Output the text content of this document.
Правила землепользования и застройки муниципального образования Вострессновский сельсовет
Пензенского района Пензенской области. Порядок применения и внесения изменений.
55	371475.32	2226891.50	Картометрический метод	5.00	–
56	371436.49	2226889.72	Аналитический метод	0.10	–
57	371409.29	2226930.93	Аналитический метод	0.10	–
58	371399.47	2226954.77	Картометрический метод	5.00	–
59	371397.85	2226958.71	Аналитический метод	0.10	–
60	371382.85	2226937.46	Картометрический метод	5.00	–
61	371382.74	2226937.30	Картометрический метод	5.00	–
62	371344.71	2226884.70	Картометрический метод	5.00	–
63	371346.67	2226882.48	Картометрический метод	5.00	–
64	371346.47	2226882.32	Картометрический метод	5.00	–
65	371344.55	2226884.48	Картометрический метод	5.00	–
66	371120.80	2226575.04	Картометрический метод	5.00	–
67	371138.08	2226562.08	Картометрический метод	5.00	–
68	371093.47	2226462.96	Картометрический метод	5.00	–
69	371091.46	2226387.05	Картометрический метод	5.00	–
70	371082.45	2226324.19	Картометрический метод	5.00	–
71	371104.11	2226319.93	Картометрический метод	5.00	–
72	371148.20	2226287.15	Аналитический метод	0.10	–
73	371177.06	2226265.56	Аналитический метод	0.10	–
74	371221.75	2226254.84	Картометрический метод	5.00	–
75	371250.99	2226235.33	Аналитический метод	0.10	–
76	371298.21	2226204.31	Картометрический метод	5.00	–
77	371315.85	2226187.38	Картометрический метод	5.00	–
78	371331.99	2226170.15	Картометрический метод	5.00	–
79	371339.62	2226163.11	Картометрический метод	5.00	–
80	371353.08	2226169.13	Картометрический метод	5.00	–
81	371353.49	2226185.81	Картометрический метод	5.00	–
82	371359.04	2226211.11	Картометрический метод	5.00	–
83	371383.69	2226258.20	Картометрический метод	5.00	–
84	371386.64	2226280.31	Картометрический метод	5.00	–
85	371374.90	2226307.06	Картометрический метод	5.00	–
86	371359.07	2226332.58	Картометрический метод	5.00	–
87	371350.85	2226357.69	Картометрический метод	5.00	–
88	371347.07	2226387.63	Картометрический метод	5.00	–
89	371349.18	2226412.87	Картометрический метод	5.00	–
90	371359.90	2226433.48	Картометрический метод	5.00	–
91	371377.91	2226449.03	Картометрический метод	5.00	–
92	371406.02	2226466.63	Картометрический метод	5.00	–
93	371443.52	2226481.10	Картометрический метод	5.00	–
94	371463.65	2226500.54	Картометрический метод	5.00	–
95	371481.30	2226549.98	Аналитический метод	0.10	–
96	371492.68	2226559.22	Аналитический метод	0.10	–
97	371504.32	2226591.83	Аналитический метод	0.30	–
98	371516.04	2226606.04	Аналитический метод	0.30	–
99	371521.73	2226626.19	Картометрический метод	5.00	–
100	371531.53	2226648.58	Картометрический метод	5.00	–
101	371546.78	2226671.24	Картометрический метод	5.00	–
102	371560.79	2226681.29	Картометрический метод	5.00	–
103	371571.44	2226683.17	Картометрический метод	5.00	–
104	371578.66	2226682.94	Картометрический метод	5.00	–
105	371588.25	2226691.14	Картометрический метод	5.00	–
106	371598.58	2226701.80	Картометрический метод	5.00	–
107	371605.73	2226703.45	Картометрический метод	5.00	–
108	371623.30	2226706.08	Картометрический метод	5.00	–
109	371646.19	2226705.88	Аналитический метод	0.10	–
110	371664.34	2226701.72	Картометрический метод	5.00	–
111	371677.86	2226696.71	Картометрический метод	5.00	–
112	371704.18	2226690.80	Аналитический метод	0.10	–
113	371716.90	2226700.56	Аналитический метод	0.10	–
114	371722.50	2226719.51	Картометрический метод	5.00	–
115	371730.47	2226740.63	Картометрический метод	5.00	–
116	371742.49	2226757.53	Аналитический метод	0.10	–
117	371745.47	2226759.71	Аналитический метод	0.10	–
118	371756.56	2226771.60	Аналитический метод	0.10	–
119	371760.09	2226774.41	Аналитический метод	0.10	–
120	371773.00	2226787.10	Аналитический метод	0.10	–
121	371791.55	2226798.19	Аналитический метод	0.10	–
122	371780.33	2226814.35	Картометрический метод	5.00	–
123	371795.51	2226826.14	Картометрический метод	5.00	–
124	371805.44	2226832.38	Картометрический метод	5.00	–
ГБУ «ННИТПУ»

**GOAL:**
Restate the listing in full, word for word.

**RESULT OF THE EXERCISE:**
Output the text content of this document.
Правила землепользования и застройки муниципального образования Вострессновский сельсовет
Пензенского района Пензенской области. Порядок применения и внесения изменений.
55	371475.32	2226891.50	Картометрический метод	5.00	–
56	371436.49	2226889.72	Аналитический метод	0.10	–
57	371409.29	2226930.93	Аналитический метод	0.10	–
58	371399.47	2226954.77	Картометрический метод	5.00	–
59	371397.85	2226958.71	Аналитический метод	0.10	–
60	371382.85	2226937.46	Картометрический метод	5.00	–
61	371382.74	2226937.30	Картометрический метод	5.00	–
62	371344.71	2226884.70	Картометрический метод	5.00	–
63	371346.67	2226882.48	Картометрический метод	5.00	–
64	371346.47	2226882.32	Картометрический метод	5.00	–
65	371344.55	2226884.48	Картометрический метод	5.00	–
66	371120.80	2226575.04	Картометрический метод	5.00	–
67	371138.08	2226562.08	Картометрический метод	5.00	–
68	371093.47	2226462.96	Картометрический метод	5.00	–
69	371091.46	2226387.05	Картометрический метод	5.00	–
70	371082.45	2226324.19	Картометрический метод	5.00	–
71	371104.11	2226319.93	Картометрический метод	5.00	–
72	371148.20	2226287.15	Аналитический метод	0.10	–
73	371177.06	2226265.56	Аналитический метод	0.10	–
74	371221.75	2226254.84	Картометрический метод	5.00	–
75	371250.99	2226235.33	Аналитический метод	0.10	–
76	371298.21	2226204.31	Картометрический метод	5.00	–
77	371315.85	2226187.38	Картометрический метод	5.00	–
78	371331.99	2226170.15	Картометрический метод	5.00	–
79	371339.62	2226163.11	Картометрический метод	5.00	–
80	371353.08	2226169.13	Картометрический метод	5.00	–
81	371353.49	2226185.81	Картометрический метод	5.00	–
82	371359.04	2226211.11	Картометрический метод	5.00	–
83	371383.69	2226258.20	Картометрический метод	5.00	–
84	371386.64	2226280.31	Картометрический метод	5.00	–
85	371374.90	2226307.06	Картометрический метод	5.00	–
86	371359.07	2226332.58	Картометрический метод	5.00	–
87	371350.85	2226357.69	Картометрический метод	5.00	–
88	371347.07	2226387.63	Картометрический метод	5.00	–
89	371349.18	2226412.87	Картометрический метод	5.00	–
90	371359.90	2226433.48	Картометрический метод	5.00	–
91	371377.91	2226449.03	Картометрический метод	5.00	–
92	371406.02	2226466.63	Картометрический метод	5.00	–
93	371443.52	2226481.10	Картометрический метод	5.00	–
94	371463.65	2226500.54	Картометрический метод	5.00	–
95	371481.30	2226549.98	Аналитический метод	0.10	–
96	371492.68	2226559.22	Аналитический метод	0.10	–
97	371504.32	2226591.83	Аналитический метод	0.30	–
98	371516.04	2226606.04	Аналитический метод	0.30	–
99	371521.73	2226626.19	Картометрический метод	5.00	–
100	371531.53	2226648.58	Картометрический метод	5.00	–
101	371546.78	2226671.24	Картометрический метод	5.00	–
102	371560.79	2226681.29	Картометрический метод	5.00	–
103	371571.44	2226683.17	Картометрический метод	5.00	–
104	371578.66	2226682.94	Картометрический метод	5.00	–
105	371588.25	2226691.14	Картометрический метод	5.00	–
106	371598.58	2226701.80	Картометрический метод	5.00	–
107	371605.73	2226703.45	Картометрический метод	5.00	–
108	371623.30	2226706.08	Картометрический метод	5.00	–
109	371646.19	2226705.88	Аналитический метод	0.10	–
110	371664.34	2226701.72	Картометрический метод	5.00	–
111	371677.86	2226696.71	Картометрический метод	5.00	–
112	371704.18	2226690.80	Аналитический метод	0.10	–
113	371716.90	2226700.56	Аналитический метод	0.10	–
114	371722.50	2226719.51	Картометрический метод	5.00	–
115	371730.47	2226740.63	Картометрический метод	5.00	–
116	371742.49	2226757.53	Аналитический метод	0.10	–
117	371745.47	2226759.71	Аналитический метод	0.10	–
118	371756.56	2226771.60	Аналитический метод	0.10	–
119	371760.09	2226774.41	Аналитический метод	0.10	–
120	371773.00	2226787.10	Аналитический метод	0.10	–
121	371791.55	2226798.19	Аналитический метод	0.10	–
122	371780.33	2226814.35	Картометрический метод	5.00	–
123	371795.51	2226826.14	Картометрический метод	5.00	–
124	371805.44	2226832.38	Картометрический метод	5.00	–
ГБУ «ННИТПУ»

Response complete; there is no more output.